AIM OF THE EXERCISE -
Among the lines of these entries, how many hold the word "historical"? State only the number.

Rows from a figure dataset:
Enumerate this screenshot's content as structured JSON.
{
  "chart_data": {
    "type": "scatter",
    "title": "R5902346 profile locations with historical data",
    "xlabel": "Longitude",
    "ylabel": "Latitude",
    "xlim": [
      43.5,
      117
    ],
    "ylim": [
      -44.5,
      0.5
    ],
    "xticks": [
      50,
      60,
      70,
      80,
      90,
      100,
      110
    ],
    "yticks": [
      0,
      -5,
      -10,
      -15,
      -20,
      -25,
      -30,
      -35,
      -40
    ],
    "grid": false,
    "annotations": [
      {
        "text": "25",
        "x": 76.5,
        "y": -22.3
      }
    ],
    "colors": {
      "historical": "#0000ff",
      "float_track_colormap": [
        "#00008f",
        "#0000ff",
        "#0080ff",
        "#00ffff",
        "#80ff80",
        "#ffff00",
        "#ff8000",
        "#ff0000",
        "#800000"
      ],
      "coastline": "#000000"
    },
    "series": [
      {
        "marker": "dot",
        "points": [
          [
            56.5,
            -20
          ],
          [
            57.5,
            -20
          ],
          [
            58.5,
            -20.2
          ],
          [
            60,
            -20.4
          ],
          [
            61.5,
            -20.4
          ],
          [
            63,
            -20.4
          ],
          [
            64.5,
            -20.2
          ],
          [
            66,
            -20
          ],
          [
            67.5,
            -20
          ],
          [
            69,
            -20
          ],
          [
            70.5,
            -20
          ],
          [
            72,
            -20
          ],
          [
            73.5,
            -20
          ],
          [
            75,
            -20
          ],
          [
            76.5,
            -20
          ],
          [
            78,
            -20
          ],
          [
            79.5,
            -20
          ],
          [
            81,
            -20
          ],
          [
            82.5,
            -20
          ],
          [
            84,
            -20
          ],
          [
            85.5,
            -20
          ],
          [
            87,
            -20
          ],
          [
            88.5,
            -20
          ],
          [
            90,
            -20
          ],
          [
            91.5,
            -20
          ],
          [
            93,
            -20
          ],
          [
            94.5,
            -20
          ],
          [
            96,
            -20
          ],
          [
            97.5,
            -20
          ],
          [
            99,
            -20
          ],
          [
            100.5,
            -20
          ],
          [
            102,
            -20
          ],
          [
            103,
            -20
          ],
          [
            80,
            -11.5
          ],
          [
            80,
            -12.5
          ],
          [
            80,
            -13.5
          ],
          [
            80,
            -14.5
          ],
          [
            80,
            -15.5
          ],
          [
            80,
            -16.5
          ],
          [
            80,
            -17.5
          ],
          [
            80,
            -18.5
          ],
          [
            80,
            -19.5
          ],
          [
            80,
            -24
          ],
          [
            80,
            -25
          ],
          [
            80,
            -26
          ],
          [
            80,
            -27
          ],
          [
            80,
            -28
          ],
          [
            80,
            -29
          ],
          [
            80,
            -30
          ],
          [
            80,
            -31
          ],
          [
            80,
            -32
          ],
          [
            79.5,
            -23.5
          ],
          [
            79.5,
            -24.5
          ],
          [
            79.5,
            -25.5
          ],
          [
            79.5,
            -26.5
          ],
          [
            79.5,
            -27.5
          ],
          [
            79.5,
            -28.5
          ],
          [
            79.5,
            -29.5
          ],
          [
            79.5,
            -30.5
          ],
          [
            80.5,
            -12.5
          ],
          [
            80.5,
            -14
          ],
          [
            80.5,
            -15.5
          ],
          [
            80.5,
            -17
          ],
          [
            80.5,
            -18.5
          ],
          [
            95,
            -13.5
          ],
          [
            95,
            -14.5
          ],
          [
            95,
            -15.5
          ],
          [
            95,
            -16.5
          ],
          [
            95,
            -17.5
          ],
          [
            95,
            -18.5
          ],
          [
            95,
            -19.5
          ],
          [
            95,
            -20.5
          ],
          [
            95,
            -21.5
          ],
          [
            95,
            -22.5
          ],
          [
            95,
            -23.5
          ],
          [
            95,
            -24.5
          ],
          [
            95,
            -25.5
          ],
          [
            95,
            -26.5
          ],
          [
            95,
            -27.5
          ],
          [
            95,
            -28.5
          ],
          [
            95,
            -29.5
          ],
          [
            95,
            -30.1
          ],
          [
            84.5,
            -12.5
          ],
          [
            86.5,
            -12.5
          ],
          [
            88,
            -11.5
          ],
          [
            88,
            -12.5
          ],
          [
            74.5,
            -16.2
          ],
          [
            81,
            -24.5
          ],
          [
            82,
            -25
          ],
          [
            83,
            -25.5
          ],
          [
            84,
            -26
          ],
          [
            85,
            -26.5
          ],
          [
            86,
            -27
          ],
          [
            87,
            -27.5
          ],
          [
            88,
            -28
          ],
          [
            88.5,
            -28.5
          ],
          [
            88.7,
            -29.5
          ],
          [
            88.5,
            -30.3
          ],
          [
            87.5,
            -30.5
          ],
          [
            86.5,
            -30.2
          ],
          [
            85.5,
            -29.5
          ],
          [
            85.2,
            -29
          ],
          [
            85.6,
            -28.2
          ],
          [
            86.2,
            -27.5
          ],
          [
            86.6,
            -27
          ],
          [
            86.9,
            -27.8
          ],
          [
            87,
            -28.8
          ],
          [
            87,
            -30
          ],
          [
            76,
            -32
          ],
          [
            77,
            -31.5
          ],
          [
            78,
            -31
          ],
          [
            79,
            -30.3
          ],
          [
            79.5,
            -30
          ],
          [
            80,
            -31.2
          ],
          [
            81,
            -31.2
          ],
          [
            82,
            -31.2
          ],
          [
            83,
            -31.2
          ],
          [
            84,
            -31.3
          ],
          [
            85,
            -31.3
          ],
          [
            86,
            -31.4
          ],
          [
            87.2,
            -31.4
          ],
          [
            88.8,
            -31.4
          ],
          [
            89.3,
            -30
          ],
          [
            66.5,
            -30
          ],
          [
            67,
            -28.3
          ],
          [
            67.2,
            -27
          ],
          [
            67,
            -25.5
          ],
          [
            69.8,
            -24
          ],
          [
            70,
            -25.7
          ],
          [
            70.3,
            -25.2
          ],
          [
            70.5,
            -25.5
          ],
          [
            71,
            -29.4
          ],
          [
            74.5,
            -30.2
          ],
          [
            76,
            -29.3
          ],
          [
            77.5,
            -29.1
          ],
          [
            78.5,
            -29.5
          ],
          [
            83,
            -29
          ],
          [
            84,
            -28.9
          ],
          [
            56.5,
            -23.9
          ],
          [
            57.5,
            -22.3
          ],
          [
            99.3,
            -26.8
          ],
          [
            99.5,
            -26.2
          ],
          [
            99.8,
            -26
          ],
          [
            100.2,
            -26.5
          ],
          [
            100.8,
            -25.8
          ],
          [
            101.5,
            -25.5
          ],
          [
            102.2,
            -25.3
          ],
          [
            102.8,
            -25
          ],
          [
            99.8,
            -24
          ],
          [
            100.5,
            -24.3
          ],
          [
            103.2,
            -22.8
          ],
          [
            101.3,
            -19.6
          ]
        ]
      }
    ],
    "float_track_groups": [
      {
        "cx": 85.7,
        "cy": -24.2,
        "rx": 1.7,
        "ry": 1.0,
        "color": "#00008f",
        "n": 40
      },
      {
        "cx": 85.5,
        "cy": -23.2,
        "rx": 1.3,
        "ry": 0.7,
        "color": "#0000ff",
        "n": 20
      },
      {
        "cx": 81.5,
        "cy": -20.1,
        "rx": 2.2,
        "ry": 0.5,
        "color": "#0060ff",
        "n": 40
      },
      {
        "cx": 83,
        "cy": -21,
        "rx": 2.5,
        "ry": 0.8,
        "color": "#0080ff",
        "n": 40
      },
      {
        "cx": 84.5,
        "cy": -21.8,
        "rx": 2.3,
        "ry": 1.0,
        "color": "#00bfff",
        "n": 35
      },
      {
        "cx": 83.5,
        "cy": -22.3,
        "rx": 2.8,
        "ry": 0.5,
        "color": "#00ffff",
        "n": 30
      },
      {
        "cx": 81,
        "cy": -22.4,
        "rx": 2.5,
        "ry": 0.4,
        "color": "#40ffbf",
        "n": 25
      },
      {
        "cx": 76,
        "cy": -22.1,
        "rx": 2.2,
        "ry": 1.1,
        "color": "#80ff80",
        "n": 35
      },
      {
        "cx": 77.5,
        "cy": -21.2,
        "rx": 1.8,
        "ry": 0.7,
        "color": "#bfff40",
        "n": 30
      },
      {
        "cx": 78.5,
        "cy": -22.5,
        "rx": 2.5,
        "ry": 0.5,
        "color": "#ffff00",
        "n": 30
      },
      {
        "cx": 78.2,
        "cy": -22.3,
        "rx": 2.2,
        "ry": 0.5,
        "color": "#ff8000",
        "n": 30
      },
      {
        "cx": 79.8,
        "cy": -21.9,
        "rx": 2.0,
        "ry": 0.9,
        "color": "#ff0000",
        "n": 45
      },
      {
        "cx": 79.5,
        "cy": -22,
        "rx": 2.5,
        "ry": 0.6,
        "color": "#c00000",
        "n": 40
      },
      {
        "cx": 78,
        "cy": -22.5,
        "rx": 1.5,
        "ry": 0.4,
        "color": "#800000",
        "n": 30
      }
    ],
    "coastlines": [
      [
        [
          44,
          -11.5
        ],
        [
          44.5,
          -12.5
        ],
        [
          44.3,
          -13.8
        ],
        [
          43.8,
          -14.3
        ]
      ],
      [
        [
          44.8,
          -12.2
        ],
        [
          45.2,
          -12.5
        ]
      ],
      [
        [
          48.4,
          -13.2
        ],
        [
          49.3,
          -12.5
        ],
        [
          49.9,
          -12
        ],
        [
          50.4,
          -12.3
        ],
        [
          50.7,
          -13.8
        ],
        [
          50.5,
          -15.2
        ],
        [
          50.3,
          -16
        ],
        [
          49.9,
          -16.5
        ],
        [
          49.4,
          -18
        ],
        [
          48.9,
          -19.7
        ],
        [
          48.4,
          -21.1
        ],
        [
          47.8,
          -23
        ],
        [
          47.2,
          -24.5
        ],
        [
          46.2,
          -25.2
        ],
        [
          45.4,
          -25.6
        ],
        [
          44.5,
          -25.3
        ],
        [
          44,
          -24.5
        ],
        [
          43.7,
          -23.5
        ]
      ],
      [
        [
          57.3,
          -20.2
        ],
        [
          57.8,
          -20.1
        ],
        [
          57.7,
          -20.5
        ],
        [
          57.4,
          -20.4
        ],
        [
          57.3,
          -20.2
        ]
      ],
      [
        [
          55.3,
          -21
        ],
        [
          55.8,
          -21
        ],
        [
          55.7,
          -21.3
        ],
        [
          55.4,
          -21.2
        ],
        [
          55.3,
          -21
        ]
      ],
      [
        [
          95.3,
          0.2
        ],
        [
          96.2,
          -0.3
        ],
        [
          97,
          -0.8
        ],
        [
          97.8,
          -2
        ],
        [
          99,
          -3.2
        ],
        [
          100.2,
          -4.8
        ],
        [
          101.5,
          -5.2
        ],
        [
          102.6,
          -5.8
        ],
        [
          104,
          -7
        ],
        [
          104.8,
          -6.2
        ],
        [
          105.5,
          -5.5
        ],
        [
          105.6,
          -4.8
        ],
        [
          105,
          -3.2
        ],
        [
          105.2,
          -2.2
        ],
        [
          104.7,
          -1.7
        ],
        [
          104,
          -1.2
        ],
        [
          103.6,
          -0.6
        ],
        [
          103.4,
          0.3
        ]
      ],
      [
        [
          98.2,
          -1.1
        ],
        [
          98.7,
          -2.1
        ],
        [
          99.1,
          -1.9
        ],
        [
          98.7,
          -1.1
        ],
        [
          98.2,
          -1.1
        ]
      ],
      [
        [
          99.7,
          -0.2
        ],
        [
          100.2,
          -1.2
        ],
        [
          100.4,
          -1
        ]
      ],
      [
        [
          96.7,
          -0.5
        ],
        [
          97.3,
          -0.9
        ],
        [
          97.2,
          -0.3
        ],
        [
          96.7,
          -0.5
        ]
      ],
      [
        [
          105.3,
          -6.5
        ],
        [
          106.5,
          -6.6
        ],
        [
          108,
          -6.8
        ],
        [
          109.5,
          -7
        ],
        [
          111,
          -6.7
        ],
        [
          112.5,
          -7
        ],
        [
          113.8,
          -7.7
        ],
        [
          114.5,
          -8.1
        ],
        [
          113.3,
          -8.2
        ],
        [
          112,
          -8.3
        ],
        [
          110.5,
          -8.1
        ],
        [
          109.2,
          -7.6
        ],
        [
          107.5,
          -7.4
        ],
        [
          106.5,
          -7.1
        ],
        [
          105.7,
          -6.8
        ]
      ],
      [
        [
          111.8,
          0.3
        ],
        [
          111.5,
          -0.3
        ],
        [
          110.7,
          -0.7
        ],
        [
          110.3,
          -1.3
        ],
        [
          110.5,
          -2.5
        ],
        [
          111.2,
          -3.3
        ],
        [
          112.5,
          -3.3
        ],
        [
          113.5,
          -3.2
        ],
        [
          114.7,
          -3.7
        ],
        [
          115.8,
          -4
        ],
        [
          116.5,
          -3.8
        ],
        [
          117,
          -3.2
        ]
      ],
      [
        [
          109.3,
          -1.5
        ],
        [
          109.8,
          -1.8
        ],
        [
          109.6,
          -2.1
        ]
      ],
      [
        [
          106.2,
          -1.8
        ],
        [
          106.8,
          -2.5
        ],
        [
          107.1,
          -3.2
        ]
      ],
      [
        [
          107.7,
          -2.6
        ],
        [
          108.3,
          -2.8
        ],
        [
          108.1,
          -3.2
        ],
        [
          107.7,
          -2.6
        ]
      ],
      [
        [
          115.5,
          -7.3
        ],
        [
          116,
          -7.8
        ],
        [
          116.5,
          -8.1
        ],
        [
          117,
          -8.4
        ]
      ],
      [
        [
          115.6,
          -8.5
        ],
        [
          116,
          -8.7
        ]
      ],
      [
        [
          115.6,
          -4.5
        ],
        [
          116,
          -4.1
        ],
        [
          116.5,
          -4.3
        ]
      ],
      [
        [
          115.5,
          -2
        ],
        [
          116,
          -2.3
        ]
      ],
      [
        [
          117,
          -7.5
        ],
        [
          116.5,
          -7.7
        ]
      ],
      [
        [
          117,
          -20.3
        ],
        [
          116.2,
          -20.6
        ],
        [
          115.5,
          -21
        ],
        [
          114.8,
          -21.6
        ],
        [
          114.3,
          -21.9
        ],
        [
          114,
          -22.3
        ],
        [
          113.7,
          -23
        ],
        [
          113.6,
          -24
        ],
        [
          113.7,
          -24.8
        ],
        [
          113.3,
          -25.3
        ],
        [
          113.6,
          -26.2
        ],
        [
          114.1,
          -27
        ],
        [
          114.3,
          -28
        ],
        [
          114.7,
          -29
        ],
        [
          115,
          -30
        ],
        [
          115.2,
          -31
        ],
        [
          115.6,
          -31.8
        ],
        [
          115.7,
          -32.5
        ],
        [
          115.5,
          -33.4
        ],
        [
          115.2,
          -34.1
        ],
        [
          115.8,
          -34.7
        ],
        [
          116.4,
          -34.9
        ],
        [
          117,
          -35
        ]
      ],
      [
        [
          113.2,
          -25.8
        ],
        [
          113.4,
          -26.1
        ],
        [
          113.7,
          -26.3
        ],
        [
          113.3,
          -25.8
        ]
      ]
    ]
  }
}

WRITTEN REPLY -
2